When I came home from walking the Camino Frances in summer 2017, I needed quiet. After being on the trail for so long with other people who were having that same intense experience, I found it difficult to return to regularly scheduled programming.
It may sound like a big stretch, but at the time I imagined it like coming home from Afghanistan. You’ve had this intense experience far from home in a foreign country. It’s challenged you body and soul, and you’d had it with strangers who became friends/family. Then you find yourself back home eating chicken lettuce wraps at PF Changs with girl friends and they ask you questions about your experience. But you quickly realize you cant really explain it so they’ll actually understand what you did and what it meant to you. You’re completely changed and you’re at a loss. You’ll never see yourself the same again.
So you speak in broad terms but you try not to go too deep. I found most people didn’t really want to hear the deep stuff and, frankly I didn’t want to try to go there. I knew they’d never get it. And it sort of dimmed the magic I wanted to hold for myself.

**TASK GOAL**:
According to the Camino passage, when did the writer walk the Camino Frances? The lines that follow play no part in what is asked here.

**SUPPLIED INFORMATION**:
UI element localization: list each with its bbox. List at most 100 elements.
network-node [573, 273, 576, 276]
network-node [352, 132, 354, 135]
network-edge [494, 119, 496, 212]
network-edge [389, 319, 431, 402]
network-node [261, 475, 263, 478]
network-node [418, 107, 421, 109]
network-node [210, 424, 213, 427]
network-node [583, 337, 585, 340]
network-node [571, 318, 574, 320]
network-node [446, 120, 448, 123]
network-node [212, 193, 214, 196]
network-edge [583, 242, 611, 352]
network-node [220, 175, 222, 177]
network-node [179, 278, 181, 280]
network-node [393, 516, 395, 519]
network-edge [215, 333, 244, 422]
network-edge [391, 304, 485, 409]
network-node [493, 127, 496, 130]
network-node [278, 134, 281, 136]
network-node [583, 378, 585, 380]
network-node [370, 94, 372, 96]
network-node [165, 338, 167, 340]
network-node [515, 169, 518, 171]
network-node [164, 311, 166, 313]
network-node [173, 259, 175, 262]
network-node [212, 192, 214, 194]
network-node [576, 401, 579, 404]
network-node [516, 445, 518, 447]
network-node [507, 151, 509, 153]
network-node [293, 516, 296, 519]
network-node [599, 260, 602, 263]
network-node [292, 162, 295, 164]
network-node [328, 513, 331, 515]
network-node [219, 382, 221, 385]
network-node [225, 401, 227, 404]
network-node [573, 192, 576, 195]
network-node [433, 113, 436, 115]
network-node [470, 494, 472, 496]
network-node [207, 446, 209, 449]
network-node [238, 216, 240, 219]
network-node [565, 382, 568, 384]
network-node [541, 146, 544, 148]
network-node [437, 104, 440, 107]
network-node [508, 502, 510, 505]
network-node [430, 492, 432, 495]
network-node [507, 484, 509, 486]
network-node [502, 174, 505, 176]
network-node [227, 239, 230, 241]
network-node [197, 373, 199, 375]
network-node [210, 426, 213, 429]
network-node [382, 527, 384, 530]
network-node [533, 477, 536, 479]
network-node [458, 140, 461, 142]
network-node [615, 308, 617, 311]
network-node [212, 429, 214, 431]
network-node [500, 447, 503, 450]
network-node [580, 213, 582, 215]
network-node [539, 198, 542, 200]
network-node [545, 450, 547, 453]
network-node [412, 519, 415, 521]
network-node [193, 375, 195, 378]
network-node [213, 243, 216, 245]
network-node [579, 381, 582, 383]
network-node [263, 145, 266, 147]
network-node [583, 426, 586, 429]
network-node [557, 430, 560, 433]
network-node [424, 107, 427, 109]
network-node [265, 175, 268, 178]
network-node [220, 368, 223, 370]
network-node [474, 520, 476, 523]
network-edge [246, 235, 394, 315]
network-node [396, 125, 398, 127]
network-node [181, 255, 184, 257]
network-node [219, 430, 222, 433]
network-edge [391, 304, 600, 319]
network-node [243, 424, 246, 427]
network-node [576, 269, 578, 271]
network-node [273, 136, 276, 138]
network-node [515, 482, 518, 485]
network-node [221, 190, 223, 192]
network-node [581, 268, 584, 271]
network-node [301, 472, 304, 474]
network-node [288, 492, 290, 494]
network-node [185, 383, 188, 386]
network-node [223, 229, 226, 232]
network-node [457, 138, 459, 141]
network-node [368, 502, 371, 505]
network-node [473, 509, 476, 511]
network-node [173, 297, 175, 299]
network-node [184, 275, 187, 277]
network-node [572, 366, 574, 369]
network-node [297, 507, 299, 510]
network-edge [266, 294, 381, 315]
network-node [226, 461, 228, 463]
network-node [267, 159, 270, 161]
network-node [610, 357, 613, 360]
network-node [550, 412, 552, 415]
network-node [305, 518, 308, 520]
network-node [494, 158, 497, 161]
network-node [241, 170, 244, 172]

**RESULT FOR THIS TASK**:
In summer 2017.